» **DATA SHOWN**
Start of Block

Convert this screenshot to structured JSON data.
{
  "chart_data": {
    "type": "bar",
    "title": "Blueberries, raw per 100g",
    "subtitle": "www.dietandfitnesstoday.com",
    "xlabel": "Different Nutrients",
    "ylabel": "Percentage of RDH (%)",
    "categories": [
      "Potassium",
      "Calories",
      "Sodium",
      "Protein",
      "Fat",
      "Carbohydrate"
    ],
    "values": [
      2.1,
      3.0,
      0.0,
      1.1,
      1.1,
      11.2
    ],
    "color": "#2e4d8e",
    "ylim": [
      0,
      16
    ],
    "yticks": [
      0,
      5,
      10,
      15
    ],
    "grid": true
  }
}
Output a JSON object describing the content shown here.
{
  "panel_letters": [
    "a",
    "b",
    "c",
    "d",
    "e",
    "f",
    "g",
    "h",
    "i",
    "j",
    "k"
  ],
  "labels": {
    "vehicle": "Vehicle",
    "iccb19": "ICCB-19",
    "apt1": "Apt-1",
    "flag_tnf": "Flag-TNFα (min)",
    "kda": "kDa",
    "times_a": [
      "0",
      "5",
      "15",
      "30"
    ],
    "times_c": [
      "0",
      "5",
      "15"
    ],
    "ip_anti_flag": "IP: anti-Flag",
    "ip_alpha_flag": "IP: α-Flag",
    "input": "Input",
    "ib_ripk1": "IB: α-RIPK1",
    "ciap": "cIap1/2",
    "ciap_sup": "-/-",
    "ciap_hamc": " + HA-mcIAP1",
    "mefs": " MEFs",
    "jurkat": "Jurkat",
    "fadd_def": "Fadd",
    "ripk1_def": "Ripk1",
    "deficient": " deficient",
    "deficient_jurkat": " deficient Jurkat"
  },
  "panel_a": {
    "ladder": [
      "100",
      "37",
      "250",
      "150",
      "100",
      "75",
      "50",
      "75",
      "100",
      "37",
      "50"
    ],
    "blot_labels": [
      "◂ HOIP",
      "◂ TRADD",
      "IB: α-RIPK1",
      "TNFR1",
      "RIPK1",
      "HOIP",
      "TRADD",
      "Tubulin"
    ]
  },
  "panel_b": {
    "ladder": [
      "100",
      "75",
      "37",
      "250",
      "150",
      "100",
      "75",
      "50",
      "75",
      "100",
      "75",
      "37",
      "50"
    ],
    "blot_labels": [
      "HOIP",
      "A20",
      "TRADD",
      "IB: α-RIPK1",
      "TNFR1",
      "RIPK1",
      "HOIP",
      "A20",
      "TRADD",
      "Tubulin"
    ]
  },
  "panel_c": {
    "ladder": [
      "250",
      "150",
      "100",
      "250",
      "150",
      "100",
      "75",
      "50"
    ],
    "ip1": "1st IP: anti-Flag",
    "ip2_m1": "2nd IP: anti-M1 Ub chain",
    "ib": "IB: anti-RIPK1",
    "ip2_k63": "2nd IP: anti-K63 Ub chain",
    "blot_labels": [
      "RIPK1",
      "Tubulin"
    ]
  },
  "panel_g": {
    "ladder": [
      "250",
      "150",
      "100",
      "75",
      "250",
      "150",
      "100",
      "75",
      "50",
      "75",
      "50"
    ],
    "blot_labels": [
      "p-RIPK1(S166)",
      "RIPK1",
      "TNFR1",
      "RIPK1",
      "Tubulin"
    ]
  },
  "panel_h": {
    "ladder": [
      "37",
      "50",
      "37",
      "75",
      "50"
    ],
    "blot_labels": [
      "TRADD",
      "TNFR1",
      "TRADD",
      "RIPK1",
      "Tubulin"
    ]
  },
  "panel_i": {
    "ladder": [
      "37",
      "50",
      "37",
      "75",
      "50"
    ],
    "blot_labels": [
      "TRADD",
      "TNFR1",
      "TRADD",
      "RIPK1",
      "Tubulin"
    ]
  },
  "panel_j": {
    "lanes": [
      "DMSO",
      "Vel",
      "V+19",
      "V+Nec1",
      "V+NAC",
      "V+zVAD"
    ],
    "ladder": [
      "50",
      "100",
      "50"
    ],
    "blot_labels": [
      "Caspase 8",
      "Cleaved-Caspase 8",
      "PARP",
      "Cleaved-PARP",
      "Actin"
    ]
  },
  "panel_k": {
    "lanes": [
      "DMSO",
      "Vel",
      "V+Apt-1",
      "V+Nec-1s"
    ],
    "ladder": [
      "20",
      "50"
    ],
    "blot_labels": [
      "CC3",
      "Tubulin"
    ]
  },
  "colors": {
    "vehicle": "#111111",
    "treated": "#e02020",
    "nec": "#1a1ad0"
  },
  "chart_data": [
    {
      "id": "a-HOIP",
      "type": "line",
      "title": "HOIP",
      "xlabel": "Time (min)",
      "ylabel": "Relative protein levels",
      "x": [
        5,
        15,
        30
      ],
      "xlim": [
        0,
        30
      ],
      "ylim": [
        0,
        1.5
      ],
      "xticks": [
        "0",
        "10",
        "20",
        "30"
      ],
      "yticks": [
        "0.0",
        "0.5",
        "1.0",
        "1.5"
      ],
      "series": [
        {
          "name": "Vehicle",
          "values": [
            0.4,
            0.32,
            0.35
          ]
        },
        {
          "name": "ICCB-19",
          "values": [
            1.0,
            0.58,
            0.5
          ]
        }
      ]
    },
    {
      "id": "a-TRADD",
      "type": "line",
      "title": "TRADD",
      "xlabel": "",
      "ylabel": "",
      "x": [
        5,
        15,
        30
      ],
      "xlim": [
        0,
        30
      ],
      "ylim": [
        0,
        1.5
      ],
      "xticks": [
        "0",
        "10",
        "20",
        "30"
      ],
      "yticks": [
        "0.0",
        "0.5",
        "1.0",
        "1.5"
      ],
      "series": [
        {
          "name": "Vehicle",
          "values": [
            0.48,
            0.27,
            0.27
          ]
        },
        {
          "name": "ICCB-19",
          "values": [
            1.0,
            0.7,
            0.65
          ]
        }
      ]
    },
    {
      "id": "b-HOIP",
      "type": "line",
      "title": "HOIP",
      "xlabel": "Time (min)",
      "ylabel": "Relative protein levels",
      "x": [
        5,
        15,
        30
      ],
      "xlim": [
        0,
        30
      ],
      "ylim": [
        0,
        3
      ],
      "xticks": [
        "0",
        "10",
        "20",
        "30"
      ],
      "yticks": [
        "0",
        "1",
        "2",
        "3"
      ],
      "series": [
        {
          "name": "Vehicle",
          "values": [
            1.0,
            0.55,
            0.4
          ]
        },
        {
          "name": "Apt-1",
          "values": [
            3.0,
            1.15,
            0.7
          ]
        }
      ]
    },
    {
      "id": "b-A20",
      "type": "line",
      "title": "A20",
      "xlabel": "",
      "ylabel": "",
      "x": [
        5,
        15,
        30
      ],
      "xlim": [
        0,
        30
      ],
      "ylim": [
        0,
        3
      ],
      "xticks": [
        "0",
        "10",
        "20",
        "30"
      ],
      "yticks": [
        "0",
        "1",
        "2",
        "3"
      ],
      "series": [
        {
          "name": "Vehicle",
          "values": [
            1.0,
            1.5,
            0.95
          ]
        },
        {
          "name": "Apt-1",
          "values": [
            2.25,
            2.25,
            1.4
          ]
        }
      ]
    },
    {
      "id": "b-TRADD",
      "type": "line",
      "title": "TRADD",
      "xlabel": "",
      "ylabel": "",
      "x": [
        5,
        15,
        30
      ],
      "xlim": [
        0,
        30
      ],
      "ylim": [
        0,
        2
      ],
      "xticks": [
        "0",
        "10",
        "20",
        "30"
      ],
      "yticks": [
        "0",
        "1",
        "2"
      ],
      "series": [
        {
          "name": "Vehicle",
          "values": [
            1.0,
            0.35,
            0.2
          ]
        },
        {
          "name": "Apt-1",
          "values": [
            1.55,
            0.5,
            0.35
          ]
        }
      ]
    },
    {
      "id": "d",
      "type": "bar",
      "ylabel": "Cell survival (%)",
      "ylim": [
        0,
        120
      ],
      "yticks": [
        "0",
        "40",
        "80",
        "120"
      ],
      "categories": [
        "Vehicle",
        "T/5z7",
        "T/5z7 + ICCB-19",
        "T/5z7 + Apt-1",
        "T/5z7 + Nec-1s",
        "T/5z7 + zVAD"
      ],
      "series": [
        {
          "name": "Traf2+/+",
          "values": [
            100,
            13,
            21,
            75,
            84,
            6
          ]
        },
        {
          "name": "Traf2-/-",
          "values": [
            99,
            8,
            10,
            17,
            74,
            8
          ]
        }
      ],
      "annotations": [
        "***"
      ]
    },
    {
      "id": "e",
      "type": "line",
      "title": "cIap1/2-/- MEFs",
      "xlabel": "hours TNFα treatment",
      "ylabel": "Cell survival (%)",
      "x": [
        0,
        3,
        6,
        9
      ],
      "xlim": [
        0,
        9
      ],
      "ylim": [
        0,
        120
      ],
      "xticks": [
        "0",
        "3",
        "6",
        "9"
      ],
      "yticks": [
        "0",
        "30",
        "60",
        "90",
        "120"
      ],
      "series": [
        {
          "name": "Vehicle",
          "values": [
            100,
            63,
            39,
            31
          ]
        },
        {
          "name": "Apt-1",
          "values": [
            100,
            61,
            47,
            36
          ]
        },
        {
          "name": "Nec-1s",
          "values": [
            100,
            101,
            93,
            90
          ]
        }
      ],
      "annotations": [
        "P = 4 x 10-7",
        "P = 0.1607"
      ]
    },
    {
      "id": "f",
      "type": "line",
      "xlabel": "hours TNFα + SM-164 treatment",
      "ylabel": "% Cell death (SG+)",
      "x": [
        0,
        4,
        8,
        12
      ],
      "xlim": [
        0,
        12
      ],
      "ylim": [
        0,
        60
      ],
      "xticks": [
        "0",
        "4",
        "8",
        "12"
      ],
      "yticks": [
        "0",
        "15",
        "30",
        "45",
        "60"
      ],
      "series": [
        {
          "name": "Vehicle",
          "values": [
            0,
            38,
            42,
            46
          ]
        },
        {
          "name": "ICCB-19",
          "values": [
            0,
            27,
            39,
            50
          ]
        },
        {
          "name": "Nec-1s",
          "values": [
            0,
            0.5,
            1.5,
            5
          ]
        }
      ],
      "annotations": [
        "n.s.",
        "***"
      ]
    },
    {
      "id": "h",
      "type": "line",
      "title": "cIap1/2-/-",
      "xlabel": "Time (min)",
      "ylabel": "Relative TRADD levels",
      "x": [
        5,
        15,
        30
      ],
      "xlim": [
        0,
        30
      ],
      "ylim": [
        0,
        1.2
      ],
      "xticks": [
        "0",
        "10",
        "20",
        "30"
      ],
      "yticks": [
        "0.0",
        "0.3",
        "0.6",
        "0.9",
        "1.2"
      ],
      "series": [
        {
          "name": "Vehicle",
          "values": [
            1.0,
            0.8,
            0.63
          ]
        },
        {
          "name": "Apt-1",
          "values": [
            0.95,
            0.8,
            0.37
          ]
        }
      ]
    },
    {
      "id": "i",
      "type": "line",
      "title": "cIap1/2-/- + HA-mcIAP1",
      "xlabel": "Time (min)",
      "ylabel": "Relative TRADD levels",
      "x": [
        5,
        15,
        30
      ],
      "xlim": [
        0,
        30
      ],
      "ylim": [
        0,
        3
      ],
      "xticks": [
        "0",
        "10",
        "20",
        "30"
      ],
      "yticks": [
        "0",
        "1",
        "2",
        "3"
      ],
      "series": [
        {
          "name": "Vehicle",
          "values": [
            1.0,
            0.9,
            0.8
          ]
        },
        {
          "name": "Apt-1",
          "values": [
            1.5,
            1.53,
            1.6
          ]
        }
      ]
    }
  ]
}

End of Block

» **WORK REQUEST**
Find the word "chain" in the records. Copy every line it appears in.

» **RESULT FOR THIS EXERCISE**
    "ip2_m1": "2nd IP: anti-M1 Ub chain",
    "ip2_k63": "2nd IP: anti-K63 Ub chain",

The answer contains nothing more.